Short problem:
Type out the complete listing below word for word, without its pictures.

Material supplied:
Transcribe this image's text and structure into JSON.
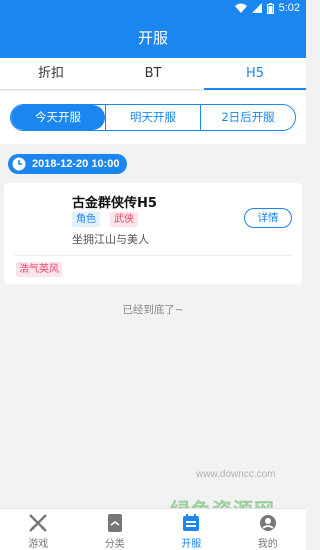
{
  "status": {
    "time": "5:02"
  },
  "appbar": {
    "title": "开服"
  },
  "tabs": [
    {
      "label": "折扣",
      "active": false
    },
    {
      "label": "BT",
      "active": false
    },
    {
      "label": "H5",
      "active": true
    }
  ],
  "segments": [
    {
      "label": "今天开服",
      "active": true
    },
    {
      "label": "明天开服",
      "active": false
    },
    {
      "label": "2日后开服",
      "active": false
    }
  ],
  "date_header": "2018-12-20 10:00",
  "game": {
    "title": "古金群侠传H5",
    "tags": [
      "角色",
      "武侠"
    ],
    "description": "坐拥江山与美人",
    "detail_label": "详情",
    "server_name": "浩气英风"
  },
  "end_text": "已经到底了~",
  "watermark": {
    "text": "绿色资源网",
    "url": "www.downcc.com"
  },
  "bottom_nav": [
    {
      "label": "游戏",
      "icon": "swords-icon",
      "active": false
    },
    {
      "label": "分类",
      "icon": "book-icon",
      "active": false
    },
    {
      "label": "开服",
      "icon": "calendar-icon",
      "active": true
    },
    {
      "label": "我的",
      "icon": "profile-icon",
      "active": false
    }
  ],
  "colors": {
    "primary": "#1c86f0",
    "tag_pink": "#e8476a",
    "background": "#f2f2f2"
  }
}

Completed exercise:
Transcribe this image's text and structure into JSON.
{
  "status": {
    "time": "5:02"
  },
  "appbar": {
    "title": "开服"
  },
  "tabs": [
    {
      "label": "折扣",
      "active": false
    },
    {
      "label": "BT",
      "active": false
    },
    {
      "label": "H5",
      "active": true
    }
  ],
  "segments": [
    {
      "label": "今天开服",
      "active": true
    },
    {
      "label": "明天开服",
      "active": false
    },
    {
      "label": "2日后开服",
      "active": false
    }
  ],
  "date_header": "2018-12-20 10:00",
  "game": {
    "title": "古金群侠传H5",
    "tags": [
      "角色",
      "武侠"
    ],
    "description": "坐拥江山与美人",
    "detail_label": "详情",
    "server_name": "浩气英风"
  },
  "end_text": "已经到底了~",
  "watermark": {
    "text": "绿色资源网",
    "url": "www.downcc.com"
  },
  "bottom_nav": [
    {
      "label": "游戏",
      "icon": "swords-icon",
      "active": false
    },
    {
      "label": "分类",
      "icon": "book-icon",
      "active": false
    },
    {
      "label": "开服",
      "icon": "calendar-icon",
      "active": true
    },
    {
      "label": "我的",
      "icon": "profile-icon",
      "active": false
    }
  ],
  "colors": {
    "primary": "#1c86f0",
    "tag_pink": "#e8476a",
    "background": "#f2f2f2"
  }
}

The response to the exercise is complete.